Records about charts and figures

***

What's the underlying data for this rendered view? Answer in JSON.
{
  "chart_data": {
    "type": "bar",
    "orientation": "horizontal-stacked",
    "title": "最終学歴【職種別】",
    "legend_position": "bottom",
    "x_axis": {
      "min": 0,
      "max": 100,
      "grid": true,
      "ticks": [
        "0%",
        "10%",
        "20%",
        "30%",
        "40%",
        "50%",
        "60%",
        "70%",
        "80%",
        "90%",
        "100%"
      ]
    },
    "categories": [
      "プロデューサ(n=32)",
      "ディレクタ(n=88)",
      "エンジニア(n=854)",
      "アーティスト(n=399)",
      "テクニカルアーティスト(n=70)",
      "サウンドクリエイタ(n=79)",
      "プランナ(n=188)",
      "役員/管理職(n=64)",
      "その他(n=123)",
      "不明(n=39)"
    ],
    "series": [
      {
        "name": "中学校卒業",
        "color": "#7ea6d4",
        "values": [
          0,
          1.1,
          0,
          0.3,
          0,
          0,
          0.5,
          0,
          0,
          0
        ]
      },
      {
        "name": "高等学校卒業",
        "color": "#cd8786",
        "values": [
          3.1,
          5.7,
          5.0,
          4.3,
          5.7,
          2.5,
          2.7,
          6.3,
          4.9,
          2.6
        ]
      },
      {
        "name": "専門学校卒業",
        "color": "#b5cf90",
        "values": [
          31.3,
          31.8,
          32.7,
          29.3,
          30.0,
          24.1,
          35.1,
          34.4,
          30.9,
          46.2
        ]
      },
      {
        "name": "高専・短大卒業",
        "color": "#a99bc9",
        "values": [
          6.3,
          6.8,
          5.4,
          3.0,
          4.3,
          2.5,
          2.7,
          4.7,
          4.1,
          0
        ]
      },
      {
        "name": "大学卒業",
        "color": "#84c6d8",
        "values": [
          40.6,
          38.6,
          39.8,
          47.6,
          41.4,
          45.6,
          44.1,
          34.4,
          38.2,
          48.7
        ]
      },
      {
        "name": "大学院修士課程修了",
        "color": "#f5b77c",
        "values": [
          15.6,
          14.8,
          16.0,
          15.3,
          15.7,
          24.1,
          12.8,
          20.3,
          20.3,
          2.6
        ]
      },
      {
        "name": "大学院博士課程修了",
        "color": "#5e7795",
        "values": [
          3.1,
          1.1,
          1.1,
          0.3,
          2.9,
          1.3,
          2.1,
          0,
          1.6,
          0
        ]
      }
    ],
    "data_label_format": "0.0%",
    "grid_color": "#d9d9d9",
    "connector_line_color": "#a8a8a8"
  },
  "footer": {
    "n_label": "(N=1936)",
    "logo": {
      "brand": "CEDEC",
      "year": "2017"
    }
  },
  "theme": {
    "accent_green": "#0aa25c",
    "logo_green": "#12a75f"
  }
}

***

Copy out the full listing exactly.

### Output of the task
What's the underlying data for this rendered view? Answer in JSON.
{
  "chart_data": {
    "type": "bar",
    "orientation": "horizontal-stacked",
    "title": "最終学歴【職種別】",
    "legend_position": "bottom",
    "x_axis": {
      "min": 0,
      "max": 100,
      "grid": true,
      "ticks": [
        "0%",
        "10%",
        "20%",
        "30%",
        "40%",
        "50%",
        "60%",
        "70%",
        "80%",
        "90%",
        "100%"
      ]
    },
    "categories": [
      "プロデューサ(n=32)",
      "ディレクタ(n=88)",
      "エンジニア(n=854)",
      "アーティスト(n=399)",
      "テクニカルアーティスト(n=70)",
      "サウンドクリエイタ(n=79)",
      "プランナ(n=188)",
      "役員/管理職(n=64)",
      "その他(n=123)",
      "不明(n=39)"
    ],
    "series": [
      {
        "name": "中学校卒業",
        "color": "#7ea6d4",
        "values": [
          0,
          1.1,
          0,
          0.3,
          0,
          0,
          0.5,
          0,
          0,
          0
        ]
      },
      {
        "name": "高等学校卒業",
        "color": "#cd8786",
        "values": [
          3.1,
          5.7,
          5.0,
          4.3,
          5.7,
          2.5,
          2.7,
          6.3,
          4.9,
          2.6
        ]
      },
      {
        "name": "専門学校卒業",
        "color": "#b5cf90",
        "values": [
          31.3,
          31.8,
          32.7,
          29.3,
          30.0,
          24.1,
          35.1,
          34.4,
          30.9,
          46.2
        ]
      },
      {
        "name": "高専・短大卒業",
        "color": "#a99bc9",
        "values": [
          6.3,
          6.8,
          5.4,
          3.0,
          4.3,
          2.5,
          2.7,
          4.7,
          4.1,
          0
        ]
      },
      {
        "name": "大学卒業",
        "color": "#84c6d8",
        "values": [
          40.6,
          38.6,
          39.8,
          47.6,
          41.4,
          45.6,
          44.1,
          34.4,
          38.2,
          48.7
        ]
      },
      {
        "name": "大学院修士課程修了",
        "color": "#f5b77c",
        "values": [
          15.6,
          14.8,
          16.0,
          15.3,
          15.7,
          24.1,
          12.8,
          20.3,
          20.3,
          2.6
        ]
      },
      {
        "name": "大学院博士課程修了",
        "color": "#5e7795",
        "values": [
          3.1,
          1.1,
          1.1,
          0.3,
          2.9,
          1.3,
          2.1,
          0,
          1.6,
          0
        ]
      }
    ],
    "data_label_format": "0.0%",
    "grid_color": "#d9d9d9",
    "connector_line_color": "#a8a8a8"
  },
  "footer": {
    "n_label": "(N=1936)",
    "logo": {
      "brand": "CEDEC",
      "year": "2017"
    }
  },
  "theme": {
    "accent_green": "#0aa25c",
    "logo_green": "#12a75f"
  }
}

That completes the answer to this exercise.